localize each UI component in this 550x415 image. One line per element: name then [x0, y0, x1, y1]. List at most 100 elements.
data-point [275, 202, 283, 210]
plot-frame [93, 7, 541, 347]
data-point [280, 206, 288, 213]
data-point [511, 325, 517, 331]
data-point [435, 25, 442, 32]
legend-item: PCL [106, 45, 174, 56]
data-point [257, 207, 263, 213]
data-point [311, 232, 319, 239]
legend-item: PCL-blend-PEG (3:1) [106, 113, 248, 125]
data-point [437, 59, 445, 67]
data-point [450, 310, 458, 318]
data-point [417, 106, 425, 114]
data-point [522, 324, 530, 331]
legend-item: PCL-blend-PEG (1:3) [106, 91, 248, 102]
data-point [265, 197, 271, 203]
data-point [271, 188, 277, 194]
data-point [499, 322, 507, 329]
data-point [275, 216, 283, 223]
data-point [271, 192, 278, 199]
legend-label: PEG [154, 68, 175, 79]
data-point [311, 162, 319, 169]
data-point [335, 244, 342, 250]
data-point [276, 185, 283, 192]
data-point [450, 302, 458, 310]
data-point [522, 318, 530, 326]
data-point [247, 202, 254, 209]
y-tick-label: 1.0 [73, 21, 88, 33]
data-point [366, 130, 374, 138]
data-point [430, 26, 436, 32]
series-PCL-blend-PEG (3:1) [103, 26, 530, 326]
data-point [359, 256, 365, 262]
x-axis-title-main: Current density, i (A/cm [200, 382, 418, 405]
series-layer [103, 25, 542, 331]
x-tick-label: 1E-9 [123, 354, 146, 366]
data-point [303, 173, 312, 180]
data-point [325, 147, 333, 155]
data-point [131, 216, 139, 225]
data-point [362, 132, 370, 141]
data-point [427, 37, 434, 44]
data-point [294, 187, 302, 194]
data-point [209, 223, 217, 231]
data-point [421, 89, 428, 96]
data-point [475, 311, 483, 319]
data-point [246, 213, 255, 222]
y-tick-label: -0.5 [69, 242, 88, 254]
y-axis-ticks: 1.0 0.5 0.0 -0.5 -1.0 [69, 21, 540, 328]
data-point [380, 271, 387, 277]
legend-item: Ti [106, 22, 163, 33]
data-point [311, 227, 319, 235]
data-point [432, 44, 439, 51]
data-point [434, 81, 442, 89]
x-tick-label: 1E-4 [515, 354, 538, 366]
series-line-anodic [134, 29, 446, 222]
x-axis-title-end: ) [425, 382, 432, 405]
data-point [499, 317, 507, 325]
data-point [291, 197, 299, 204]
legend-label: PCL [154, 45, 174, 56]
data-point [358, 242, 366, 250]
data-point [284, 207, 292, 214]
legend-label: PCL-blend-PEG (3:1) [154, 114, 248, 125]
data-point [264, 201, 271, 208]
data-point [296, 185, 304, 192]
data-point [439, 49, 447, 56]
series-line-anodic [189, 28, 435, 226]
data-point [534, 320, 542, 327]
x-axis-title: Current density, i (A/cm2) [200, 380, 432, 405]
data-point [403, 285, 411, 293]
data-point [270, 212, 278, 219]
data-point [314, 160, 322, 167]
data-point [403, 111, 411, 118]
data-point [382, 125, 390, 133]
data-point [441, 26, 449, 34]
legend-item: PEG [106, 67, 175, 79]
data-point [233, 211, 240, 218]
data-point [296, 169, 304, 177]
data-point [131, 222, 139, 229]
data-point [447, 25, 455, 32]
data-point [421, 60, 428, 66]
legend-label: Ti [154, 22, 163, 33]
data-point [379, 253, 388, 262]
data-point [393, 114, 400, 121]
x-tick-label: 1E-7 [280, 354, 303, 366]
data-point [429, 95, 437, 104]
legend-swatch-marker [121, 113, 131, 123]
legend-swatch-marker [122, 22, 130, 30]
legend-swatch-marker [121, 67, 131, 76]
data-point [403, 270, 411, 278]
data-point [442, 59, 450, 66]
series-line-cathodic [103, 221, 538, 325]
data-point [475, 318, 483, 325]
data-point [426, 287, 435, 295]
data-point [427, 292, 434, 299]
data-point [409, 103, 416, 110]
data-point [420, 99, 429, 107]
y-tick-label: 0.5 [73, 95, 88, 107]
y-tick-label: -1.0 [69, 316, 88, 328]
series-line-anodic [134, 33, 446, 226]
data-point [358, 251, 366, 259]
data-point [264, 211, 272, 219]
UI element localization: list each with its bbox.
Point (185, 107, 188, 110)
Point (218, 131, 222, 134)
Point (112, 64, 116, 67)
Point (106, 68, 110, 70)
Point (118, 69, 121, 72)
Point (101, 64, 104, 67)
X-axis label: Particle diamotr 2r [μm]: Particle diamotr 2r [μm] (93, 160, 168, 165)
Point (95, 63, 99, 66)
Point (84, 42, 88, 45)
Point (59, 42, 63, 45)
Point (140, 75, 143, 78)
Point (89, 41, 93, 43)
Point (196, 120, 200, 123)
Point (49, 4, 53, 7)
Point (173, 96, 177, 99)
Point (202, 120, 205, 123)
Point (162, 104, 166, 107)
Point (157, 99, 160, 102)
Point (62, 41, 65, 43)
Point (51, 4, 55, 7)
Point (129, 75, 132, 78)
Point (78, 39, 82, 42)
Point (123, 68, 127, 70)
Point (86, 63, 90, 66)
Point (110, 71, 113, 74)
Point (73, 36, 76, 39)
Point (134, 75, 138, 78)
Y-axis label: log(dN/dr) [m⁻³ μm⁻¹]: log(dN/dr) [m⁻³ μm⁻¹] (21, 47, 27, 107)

◇ ◇ ◇ ◇

> **Short problem**
Quote the rows from the start through the line containing "data-point [311, 232, 319, 239]", inclusive, with no changes.

> **Exercise response**
localize each UI component in this 550x415 image. One line per element: name then [x0, y0, x1, y1]. List at most 100 elements.
data-point [275, 202, 283, 210]
plot-frame [93, 7, 541, 347]
data-point [280, 206, 288, 213]
data-point [511, 325, 517, 331]
data-point [435, 25, 442, 32]
legend-item: PCL [106, 45, 174, 56]
data-point [257, 207, 263, 213]
data-point [311, 232, 319, 239]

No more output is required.